* start MATERIALS PROVIDED *

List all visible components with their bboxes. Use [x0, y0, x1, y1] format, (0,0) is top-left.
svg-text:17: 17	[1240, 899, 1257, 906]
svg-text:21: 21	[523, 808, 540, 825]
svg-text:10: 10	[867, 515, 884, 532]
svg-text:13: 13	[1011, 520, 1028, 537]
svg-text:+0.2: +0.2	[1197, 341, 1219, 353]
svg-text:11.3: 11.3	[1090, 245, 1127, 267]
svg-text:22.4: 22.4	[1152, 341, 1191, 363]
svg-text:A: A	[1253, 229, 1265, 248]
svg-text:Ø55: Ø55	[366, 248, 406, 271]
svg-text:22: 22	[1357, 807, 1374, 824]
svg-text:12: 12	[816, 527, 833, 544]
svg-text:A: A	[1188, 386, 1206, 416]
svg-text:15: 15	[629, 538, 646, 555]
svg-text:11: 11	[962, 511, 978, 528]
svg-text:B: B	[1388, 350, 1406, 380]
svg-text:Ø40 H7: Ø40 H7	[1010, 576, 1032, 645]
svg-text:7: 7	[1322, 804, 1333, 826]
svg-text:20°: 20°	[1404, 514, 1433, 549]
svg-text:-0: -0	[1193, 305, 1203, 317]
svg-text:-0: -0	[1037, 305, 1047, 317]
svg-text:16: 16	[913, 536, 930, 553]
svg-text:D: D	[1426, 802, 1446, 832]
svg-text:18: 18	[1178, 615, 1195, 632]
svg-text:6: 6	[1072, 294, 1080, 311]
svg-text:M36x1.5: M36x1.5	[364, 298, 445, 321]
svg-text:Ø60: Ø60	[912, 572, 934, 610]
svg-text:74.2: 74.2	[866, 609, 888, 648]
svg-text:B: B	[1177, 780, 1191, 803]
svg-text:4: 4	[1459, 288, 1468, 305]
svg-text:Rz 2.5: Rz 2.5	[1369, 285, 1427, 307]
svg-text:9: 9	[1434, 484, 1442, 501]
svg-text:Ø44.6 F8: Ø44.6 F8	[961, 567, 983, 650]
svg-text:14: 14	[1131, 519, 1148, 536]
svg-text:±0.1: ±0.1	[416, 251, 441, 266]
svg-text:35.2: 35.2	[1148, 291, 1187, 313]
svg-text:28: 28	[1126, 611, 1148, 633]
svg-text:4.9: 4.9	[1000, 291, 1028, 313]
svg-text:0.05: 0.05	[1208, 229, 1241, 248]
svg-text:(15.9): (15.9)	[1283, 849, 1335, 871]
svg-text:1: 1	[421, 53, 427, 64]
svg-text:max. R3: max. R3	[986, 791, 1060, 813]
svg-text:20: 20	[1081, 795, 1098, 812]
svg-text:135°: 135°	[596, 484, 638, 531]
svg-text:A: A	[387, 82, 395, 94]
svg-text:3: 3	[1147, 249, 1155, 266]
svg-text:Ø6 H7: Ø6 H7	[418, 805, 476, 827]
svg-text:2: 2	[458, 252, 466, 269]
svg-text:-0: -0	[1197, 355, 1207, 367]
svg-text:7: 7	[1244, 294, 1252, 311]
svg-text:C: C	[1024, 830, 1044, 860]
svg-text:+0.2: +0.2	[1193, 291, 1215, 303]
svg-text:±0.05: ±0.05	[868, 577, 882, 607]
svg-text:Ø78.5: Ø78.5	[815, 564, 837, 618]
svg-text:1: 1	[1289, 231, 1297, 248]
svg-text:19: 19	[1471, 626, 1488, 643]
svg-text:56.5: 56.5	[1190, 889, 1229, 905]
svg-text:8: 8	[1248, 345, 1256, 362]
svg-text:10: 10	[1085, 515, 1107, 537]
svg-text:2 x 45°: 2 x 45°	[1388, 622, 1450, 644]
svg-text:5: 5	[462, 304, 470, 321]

* end MATERIALS PROVIDED *

● INSTRUCTION
Reproduce the data verbatim, starting with its first line and going on through the line that contains "577, 882, 607]".

● OUTPUT FOR THIS EXERCISE
List all visible components with their bboxes. Use [x0, y0, x1, y1] format, (0,0) is top-left.
svg-text:17: 17	[1240, 899, 1257, 906]
svg-text:21: 21	[523, 808, 540, 825]
svg-text:10: 10	[867, 515, 884, 532]
svg-text:13: 13	[1011, 520, 1028, 537]
svg-text:+0.2: +0.2	[1197, 341, 1219, 353]
svg-text:11.3: 11.3	[1090, 245, 1127, 267]
svg-text:22.4: 22.4	[1152, 341, 1191, 363]
svg-text:A: A	[1253, 229, 1265, 248]
svg-text:Ø55: Ø55	[366, 248, 406, 271]
svg-text:22: 22	[1357, 807, 1374, 824]
svg-text:12: 12	[816, 527, 833, 544]
svg-text:A: A	[1188, 386, 1206, 416]
svg-text:15: 15	[629, 538, 646, 555]
svg-text:11: 11	[962, 511, 978, 528]
svg-text:B: B	[1388, 350, 1406, 380]
svg-text:Ø40 H7: Ø40 H7	[1010, 576, 1032, 645]
svg-text:7: 7	[1322, 804, 1333, 826]
svg-text:20°: 20°	[1404, 514, 1433, 549]
svg-text:-0: -0	[1193, 305, 1203, 317]
svg-text:-0: -0	[1037, 305, 1047, 317]
svg-text:16: 16	[913, 536, 930, 553]
svg-text:D: D	[1426, 802, 1446, 832]
svg-text:18: 18	[1178, 615, 1195, 632]
svg-text:6: 6	[1072, 294, 1080, 311]
svg-text:M36x1.5: M36x1.5	[364, 298, 445, 321]
svg-text:Ø60: Ø60	[912, 572, 934, 610]
svg-text:74.2: 74.2	[866, 609, 888, 648]
svg-text:B: B	[1177, 780, 1191, 803]
svg-text:4: 4	[1459, 288, 1468, 305]
svg-text:Rz 2.5: Rz 2.5	[1369, 285, 1427, 307]
svg-text:9: 9	[1434, 484, 1442, 501]
svg-text:Ø44.6 F8: Ø44.6 F8	[961, 567, 983, 650]
svg-text:14: 14	[1131, 519, 1148, 536]
svg-text:±0.1: ±0.1	[416, 251, 441, 266]
svg-text:35.2: 35.2	[1148, 291, 1187, 313]
svg-text:28: 28	[1126, 611, 1148, 633]
svg-text:4.9: 4.9	[1000, 291, 1028, 313]
svg-text:0.05: 0.05	[1208, 229, 1241, 248]
svg-text:(15.9): (15.9)	[1283, 849, 1335, 871]
svg-text:1: 1	[421, 53, 427, 64]
svg-text:max. R3: max. R3	[986, 791, 1060, 813]
svg-text:20: 20	[1081, 795, 1098, 812]
svg-text:135°: 135°	[596, 484, 638, 531]
svg-text:A: A	[387, 82, 395, 94]
svg-text:3: 3	[1147, 249, 1155, 266]
svg-text:Ø6 H7: Ø6 H7	[418, 805, 476, 827]
svg-text:2: 2	[458, 252, 466, 269]
svg-text:-0: -0	[1197, 355, 1207, 367]
svg-text:7: 7	[1244, 294, 1252, 311]
svg-text:C: C	[1024, 830, 1044, 860]
svg-text:+0.2: +0.2	[1193, 291, 1215, 303]
svg-text:±0.05: ±0.05	[868, 577, 882, 607]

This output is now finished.